**TASK TO CARRY OUT:**
Every line of the records below that holds the word "content" belongs in the answer.

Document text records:
===============

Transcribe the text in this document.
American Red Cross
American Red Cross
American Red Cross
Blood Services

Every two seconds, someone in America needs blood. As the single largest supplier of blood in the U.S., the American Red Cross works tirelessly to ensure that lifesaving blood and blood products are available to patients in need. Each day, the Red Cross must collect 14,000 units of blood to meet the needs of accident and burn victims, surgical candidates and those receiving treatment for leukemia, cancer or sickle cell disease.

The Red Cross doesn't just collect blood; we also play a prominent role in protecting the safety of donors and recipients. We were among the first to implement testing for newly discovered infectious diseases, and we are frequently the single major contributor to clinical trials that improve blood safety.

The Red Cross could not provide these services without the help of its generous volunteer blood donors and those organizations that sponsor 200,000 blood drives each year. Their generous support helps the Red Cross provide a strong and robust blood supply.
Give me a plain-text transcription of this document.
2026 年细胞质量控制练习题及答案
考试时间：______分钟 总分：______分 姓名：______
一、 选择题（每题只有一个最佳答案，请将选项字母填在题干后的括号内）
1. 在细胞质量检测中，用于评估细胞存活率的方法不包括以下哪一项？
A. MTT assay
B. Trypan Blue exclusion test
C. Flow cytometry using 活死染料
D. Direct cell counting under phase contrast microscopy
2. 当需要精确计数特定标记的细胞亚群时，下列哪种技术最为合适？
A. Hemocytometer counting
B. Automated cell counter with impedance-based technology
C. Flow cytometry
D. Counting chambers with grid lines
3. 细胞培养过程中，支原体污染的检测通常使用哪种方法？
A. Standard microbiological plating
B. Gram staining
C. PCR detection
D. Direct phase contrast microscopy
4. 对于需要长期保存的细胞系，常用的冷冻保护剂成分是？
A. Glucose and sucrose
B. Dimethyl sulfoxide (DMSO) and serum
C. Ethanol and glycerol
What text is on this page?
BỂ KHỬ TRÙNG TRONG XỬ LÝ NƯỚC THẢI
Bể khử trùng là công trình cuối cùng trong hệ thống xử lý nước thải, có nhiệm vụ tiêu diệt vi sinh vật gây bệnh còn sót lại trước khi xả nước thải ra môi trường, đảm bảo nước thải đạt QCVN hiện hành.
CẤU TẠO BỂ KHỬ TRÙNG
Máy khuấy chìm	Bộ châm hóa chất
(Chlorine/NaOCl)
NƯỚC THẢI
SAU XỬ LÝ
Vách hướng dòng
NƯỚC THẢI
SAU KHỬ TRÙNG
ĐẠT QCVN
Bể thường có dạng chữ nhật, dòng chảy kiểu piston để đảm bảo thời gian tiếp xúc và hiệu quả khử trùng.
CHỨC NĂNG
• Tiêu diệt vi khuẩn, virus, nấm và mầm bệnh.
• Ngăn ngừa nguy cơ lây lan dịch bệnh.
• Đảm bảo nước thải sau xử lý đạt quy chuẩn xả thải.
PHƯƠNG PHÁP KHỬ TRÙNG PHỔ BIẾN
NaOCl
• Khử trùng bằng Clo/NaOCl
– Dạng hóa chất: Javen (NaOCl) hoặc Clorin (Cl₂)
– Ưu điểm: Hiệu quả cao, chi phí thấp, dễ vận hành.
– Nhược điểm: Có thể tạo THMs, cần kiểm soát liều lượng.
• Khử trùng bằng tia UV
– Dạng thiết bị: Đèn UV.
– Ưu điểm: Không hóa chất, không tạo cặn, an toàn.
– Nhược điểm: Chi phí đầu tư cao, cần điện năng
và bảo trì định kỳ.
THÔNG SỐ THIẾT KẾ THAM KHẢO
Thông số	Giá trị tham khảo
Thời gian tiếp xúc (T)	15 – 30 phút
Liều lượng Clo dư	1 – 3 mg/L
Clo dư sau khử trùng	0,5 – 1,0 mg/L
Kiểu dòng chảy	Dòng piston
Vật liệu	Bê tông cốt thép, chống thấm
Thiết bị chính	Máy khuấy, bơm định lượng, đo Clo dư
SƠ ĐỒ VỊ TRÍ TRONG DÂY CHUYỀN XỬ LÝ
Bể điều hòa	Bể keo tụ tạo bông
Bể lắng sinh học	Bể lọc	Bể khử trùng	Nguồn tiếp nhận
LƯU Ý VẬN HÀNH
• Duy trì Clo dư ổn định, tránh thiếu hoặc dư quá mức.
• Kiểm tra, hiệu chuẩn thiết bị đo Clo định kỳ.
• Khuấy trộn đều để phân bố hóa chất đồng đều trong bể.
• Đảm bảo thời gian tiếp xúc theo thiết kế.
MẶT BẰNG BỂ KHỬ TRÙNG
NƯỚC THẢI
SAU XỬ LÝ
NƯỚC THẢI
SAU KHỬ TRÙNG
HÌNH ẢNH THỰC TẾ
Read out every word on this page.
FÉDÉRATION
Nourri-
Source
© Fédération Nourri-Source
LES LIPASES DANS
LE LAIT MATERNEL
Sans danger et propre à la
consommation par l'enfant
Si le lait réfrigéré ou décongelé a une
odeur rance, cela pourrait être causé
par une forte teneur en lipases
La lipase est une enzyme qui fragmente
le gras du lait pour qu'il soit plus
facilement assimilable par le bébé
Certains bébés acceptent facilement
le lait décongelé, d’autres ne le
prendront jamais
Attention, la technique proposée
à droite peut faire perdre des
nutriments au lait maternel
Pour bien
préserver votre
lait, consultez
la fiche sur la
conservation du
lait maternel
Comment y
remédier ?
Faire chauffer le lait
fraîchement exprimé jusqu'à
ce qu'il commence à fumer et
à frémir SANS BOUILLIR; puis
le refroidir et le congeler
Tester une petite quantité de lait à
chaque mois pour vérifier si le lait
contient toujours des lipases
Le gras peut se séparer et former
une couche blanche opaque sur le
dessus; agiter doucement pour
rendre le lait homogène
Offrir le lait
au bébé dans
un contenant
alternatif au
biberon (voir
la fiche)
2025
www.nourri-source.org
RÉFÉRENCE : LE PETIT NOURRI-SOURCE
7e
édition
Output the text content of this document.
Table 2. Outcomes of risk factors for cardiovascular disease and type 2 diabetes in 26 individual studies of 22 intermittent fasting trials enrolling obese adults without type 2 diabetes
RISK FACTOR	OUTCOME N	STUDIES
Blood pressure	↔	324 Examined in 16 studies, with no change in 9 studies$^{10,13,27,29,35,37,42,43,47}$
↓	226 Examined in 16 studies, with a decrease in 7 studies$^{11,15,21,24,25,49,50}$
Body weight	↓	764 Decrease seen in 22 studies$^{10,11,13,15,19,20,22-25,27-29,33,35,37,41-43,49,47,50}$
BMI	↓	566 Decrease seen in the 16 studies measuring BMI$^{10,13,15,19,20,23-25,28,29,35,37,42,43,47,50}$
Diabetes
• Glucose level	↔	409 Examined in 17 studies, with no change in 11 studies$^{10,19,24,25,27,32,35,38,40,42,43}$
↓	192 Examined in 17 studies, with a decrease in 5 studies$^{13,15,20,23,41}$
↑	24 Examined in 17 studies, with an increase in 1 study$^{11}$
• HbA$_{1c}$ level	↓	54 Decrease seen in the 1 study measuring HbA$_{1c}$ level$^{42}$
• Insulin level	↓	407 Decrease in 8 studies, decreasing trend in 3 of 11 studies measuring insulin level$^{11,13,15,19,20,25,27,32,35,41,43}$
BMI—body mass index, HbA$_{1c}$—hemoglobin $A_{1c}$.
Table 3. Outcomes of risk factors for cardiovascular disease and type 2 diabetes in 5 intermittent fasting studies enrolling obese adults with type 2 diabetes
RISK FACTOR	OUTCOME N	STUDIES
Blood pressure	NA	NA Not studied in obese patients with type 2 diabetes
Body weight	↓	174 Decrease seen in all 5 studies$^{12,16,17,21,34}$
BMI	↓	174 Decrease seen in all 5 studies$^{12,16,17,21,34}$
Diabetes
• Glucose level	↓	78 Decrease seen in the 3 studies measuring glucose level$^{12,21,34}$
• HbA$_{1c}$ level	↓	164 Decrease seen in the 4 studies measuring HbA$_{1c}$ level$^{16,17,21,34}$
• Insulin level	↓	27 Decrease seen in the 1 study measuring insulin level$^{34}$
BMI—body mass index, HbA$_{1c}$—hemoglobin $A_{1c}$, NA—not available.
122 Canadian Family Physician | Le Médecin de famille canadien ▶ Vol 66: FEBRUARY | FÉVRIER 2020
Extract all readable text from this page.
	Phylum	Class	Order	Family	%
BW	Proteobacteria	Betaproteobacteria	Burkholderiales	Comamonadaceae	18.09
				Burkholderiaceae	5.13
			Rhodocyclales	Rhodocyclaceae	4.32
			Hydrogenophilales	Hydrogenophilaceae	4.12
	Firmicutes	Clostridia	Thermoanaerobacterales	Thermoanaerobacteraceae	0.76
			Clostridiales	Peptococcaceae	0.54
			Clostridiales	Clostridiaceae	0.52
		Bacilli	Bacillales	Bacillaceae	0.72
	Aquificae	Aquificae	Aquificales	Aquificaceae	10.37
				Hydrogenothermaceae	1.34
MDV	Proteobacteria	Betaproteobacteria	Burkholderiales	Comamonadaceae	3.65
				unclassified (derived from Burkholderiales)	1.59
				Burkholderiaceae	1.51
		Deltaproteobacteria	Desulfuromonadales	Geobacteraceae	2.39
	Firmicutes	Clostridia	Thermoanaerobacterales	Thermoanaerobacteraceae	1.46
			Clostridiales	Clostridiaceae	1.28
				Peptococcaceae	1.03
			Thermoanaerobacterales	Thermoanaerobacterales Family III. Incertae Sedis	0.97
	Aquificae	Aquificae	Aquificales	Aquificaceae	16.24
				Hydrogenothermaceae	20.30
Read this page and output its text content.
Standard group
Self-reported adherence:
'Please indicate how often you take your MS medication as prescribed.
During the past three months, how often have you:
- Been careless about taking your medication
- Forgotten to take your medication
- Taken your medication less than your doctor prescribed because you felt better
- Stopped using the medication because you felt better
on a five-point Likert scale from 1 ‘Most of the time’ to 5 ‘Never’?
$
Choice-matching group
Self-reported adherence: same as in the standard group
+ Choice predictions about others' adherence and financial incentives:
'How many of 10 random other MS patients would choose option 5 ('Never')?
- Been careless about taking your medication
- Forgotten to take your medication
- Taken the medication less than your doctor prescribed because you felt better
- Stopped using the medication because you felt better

===============

**RESULT OF THE TASK:**
Output the text content of this document.
Read this page and output its text content.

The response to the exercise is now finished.